* Dataset entries *

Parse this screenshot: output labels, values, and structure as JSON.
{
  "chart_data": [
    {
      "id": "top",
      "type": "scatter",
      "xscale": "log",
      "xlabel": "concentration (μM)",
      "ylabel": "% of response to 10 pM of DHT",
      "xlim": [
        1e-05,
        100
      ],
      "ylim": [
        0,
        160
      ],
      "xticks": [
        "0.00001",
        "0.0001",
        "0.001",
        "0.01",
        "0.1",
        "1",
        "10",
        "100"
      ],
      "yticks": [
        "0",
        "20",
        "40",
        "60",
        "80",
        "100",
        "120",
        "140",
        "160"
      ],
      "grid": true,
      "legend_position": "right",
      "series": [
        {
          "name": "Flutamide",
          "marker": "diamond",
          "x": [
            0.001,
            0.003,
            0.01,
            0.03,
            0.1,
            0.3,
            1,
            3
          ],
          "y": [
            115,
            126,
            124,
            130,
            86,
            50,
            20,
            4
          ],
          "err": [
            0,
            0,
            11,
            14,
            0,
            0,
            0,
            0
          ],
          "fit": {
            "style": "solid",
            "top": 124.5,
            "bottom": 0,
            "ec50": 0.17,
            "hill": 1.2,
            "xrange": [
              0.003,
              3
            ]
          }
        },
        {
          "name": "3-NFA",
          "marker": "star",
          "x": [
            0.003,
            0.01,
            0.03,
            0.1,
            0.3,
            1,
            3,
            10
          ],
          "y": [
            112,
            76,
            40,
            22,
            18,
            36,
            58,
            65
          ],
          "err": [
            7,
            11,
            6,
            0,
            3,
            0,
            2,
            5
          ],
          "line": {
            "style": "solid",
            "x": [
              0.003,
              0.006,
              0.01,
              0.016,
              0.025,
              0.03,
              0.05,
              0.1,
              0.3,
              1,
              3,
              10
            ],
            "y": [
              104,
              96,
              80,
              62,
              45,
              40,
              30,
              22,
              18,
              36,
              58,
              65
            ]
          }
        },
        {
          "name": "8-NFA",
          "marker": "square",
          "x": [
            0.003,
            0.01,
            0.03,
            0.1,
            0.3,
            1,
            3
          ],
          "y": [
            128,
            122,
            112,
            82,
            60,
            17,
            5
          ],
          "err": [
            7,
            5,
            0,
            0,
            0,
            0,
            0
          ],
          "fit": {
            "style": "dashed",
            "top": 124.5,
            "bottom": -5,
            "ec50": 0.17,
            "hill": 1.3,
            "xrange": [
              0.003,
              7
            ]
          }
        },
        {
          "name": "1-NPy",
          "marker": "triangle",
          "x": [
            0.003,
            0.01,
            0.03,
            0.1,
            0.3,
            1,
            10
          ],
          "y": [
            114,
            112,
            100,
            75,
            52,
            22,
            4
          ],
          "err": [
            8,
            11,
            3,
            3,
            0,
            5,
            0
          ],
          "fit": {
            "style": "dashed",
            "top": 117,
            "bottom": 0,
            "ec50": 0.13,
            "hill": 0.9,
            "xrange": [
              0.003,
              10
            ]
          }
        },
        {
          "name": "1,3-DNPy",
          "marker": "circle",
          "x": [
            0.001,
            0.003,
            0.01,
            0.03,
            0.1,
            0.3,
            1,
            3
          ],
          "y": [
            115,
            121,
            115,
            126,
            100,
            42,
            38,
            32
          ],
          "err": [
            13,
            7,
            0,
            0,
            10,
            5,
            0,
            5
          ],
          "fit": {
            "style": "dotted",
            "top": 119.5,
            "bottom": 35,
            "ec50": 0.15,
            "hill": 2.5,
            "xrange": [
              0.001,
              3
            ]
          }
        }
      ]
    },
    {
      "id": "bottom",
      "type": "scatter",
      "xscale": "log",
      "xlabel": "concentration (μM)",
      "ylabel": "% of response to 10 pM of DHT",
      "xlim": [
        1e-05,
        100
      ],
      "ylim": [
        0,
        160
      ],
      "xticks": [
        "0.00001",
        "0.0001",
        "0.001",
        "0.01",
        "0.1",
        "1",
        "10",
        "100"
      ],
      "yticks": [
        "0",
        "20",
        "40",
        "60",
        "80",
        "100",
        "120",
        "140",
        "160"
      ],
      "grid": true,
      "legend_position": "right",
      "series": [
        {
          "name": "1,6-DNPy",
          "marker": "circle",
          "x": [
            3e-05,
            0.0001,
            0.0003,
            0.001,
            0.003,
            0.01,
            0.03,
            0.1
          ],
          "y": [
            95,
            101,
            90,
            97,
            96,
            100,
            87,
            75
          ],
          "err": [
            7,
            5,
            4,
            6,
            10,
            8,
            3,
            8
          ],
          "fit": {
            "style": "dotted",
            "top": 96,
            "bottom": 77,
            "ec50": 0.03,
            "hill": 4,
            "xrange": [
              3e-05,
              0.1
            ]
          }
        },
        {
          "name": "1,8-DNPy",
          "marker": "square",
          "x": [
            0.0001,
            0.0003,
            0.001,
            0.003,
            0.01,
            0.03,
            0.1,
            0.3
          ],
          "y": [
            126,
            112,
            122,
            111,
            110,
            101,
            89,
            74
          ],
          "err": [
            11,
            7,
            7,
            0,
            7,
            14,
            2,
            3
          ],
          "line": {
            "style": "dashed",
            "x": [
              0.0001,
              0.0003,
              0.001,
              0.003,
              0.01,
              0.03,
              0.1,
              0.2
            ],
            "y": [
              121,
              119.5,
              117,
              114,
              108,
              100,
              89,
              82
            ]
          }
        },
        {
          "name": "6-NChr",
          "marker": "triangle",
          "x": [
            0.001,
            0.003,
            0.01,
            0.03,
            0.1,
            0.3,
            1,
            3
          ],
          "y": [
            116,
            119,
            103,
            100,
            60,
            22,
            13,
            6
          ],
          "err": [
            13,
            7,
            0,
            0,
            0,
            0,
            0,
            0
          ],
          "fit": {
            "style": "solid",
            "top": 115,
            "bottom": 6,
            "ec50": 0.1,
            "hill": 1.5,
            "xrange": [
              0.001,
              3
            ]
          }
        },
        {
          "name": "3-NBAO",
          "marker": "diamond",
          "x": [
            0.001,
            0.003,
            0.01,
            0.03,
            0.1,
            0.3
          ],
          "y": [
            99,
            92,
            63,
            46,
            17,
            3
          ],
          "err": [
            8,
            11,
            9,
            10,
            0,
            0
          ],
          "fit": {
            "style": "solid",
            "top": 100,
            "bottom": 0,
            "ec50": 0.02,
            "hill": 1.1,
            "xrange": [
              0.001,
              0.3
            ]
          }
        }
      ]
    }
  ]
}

* What the exercise asks *
Transcribe each entry exactly.

* Task solution *
Parse this screenshot: output labels, values, and structure as JSON.
{
  "chart_data": [
    {
      "id": "top",
      "type": "scatter",
      "xscale": "log",
      "xlabel": "concentration (μM)",
      "ylabel": "% of response to 10 pM of DHT",
      "xlim": [
        1e-05,
        100
      ],
      "ylim": [
        0,
        160
      ],
      "xticks": [
        "0.00001",
        "0.0001",
        "0.001",
        "0.01",
        "0.1",
        "1",
        "10",
        "100"
      ],
      "yticks": [
        "0",
        "20",
        "40",
        "60",
        "80",
        "100",
        "120",
        "140",
        "160"
      ],
      "grid": true,
      "legend_position": "right",
      "series": [
        {
          "name": "Flutamide",
          "marker": "diamond",
          "x": [
            0.001,
            0.003,
            0.01,
            0.03,
            0.1,
            0.3,
            1,
            3
          ],
          "y": [
            115,
            126,
            124,
            130,
            86,
            50,
            20,
            4
          ],
          "err": [
            0,
            0,
            11,
            14,
            0,
            0,
            0,
            0
          ],
          "fit": {
            "style": "solid",
            "top": 124.5,
            "bottom": 0,
            "ec50": 0.17,
            "hill": 1.2,
            "xrange": [
              0.003,
              3
            ]
          }
        },
        {
          "name": "3-NFA",
          "marker": "star",
          "x": [
            0.003,
            0.01,
            0.03,
            0.1,
            0.3,
            1,
            3,
            10
          ],
          "y": [
            112,
            76,
            40,
            22,
            18,
            36,
            58,
            65
          ],
          "err": [
            7,
            11,
            6,
            0,
            3,
            0,
            2,
            5
          ],
          "line": {
            "style": "solid",
            "x": [
              0.003,
              0.006,
              0.01,
              0.016,
              0.025,
              0.03,
              0.05,
              0.1,
              0.3,
              1,
              3,
              10
            ],
            "y": [
              104,
              96,
              80,
              62,
              45,
              40,
              30,
              22,
              18,
              36,
              58,
              65
            ]
          }
        },
        {
          "name": "8-NFA",
          "marker": "square",
          "x": [
            0.003,
            0.01,
            0.03,
            0.1,
            0.3,
            1,
            3
          ],
          "y": [
            128,
            122,
            112,
            82,
            60,
            17,
            5
          ],
          "err": [
            7,
            5,
            0,
            0,
            0,
            0,
            0
          ],
          "fit": {
            "style": "dashed",
            "top": 124.5,
            "bottom": -5,
            "ec50": 0.17,
            "hill": 1.3,
            "xrange": [
              0.003,
              7
            ]
          }
        },
        {
          "name": "1-NPy",
          "marker": "triangle",
          "x": [
            0.003,
            0.01,
            0.03,
            0.1,
            0.3,
            1,
            10
          ],
          "y": [
            114,
            112,
            100,
            75,
            52,
            22,
            4
          ],
          "err": [
            8,
            11,
            3,
            3,
            0,
            5,
            0
          ],
          "fit": {
            "style": "dashed",
            "top": 117,
            "bottom": 0,
            "ec50": 0.13,
            "hill": 0.9,
            "xrange": [
              0.003,
              10
            ]
          }
        },
        {
          "name": "1,3-DNPy",
          "marker": "circle",
          "x": [
            0.001,
            0.003,
            0.01,
            0.03,
            0.1,
            0.3,
            1,
            3
          ],
          "y": [
            115,
            121,
            115,
            126,
            100,
            42,
            38,
            32
          ],
          "err": [
            13,
            7,
            0,
            0,
            10,
            5,
            0,
            5
          ],
          "fit": {
            "style": "dotted",
            "top": 119.5,
            "bottom": 35,
            "ec50": 0.15,
            "hill": 2.5,
            "xrange": [
              0.001,
              3
            ]
          }
        }
      ]
    },
    {
      "id": "bottom",
      "type": "scatter",
      "xscale": "log",
      "xlabel": "concentration (μM)",
      "ylabel": "% of response to 10 pM of DHT",
      "xlim": [
        1e-05,
        100
      ],
      "ylim": [
        0,
        160
      ],
      "xticks": [
        "0.00001",
        "0.0001",
        "0.001",
        "0.01",
        "0.1",
        "1",
        "10",
        "100"
      ],
      "yticks": [
        "0",
        "20",
        "40",
        "60",
        "80",
        "100",
        "120",
        "140",
        "160"
      ],
      "grid": true,
      "legend_position": "right",
      "series": [
        {
          "name": "1,6-DNPy",
          "marker": "circle",
          "x": [
            3e-05,
            0.0001,
            0.0003,
            0.001,
            0.003,
            0.01,
            0.03,
            0.1
          ],
          "y": [
            95,
            101,
            90,
            97,
            96,
            100,
            87,
            75
          ],
          "err": [
            7,
            5,
            4,
            6,
            10,
            8,
            3,
            8
          ],
          "fit": {
            "style": "dotted",
            "top": 96,
            "bottom": 77,
            "ec50": 0.03,
            "hill": 4,
            "xrange": [
              3e-05,
              0.1
            ]
          }
        },
        {
          "name": "1,8-DNPy",
          "marker": "square",
          "x": [
            0.0001,
            0.0003,
            0.001,
            0.003,
            0.01,
            0.03,
            0.1,
            0.3
          ],
          "y": [
            126,
            112,
            122,
            111,
            110,
            101,
            89,
            74
          ],
          "err": [
            11,
            7,
            7,
            0,
            7,
            14,
            2,
            3
          ],
          "line": {
            "style": "dashed",
            "x": [
              0.0001,
              0.0003,
              0.001,
              0.003,
              0.01,
              0.03,
              0.1,
              0.2
            ],
            "y": [
              121,
              119.5,
              117,
              114,
              108,
              100,
              89,
              82
            ]
          }
        },
        {
          "name": "6-NChr",
          "marker": "triangle",
          "x": [
            0.001,
            0.003,
            0.01,
            0.03,
            0.1,
            0.3,
            1,
            3
          ],
          "y": [
            116,
            119,
            103,
            100,
            60,
            22,
            13,
            6
          ],
          "err": [
            13,
            7,
            0,
            0,
            0,
            0,
            0,
            0
          ],
          "fit": {
            "style": "solid",
            "top": 115,
            "bottom": 6,
            "ec50": 0.1,
            "hill": 1.5,
            "xrange": [
              0.001,
              3
            ]
          }
        },
        {
          "name": "3-NBAO",
          "marker": "diamond",
          "x": [
            0.001,
            0.003,
            0.01,
            0.03,
            0.1,
            0.3
          ],
          "y": [
            99,
            92,
            63,
            46,
            17,
            3
          ],
          "err": [
            8,
            11,
            9,
            10,
            0,
            0
          ],
          "fit": {
            "style": "solid",
            "top": 100,
            "bottom": 0,
            "ec50": 0.02,
            "hill": 1.1,
            "xrange": [
              0.001,
              0.3
            ]
          }
        }
      ]
    }
  ]
}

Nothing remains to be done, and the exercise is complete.